• _Extracted data_:

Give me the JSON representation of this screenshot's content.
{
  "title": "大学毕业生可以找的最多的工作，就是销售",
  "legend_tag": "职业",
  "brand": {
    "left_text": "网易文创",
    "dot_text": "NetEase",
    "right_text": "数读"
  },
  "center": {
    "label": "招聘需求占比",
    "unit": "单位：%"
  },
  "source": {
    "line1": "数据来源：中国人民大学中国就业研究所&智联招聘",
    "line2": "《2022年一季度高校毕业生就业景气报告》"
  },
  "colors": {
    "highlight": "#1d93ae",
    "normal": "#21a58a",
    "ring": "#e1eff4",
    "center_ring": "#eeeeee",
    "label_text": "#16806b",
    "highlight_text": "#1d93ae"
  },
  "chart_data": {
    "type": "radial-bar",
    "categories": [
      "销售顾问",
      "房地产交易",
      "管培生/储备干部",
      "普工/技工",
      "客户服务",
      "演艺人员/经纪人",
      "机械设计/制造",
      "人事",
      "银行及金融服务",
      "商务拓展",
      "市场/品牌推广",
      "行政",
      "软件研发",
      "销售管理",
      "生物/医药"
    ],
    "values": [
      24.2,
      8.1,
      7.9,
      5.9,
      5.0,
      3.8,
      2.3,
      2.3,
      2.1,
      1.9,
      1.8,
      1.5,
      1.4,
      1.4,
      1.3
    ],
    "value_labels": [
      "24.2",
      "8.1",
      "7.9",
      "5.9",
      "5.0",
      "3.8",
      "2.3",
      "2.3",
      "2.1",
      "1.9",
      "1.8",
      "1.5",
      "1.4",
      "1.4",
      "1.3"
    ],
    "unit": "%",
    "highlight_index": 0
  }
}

• _Task to carry out_: Quote the listing in full, please, keeping every line exact.

• _Answer_:
Give me the JSON representation of this screenshot's content.
{
  "title": "大学毕业生可以找的最多的工作，就是销售",
  "legend_tag": "职业",
  "brand": {
    "left_text": "网易文创",
    "dot_text": "NetEase",
    "right_text": "数读"
  },
  "center": {
    "label": "招聘需求占比",
    "unit": "单位：%"
  },
  "source": {
    "line1": "数据来源：中国人民大学中国就业研究所&智联招聘",
    "line2": "《2022年一季度高校毕业生就业景气报告》"
  },
  "colors": {
    "highlight": "#1d93ae",
    "normal": "#21a58a",
    "ring": "#e1eff4",
    "center_ring": "#eeeeee",
    "label_text": "#16806b",
    "highlight_text": "#1d93ae"
  },
  "chart_data": {
    "type": "radial-bar",
    "categories": [
      "销售顾问",
      "房地产交易",
      "管培生/储备干部",
      "普工/技工",
      "客户服务",
      "演艺人员/经纪人",
      "机械设计/制造",
      "人事",
      "银行及金融服务",
      "商务拓展",
      "市场/品牌推广",
      "行政",
      "软件研发",
      "销售管理",
      "生物/医药"
    ],
    "values": [
      24.2,
      8.1,
      7.9,
      5.9,
      5.0,
      3.8,
      2.3,
      2.3,
      2.1,
      1.9,
      1.8,
      1.5,
      1.4,
      1.4,
      1.3
    ],
    "value_labels": [
      "24.2",
      "8.1",
      "7.9",
      "5.9",
      "5.0",
      "3.8",
      "2.3",
      "2.3",
      "2.1",
      "1.9",
      "1.8",
      "1.5",
      "1.4",
      "1.4",
      "1.3"
    ],
    "unit": "%",
    "highlight_index": 0
  }
}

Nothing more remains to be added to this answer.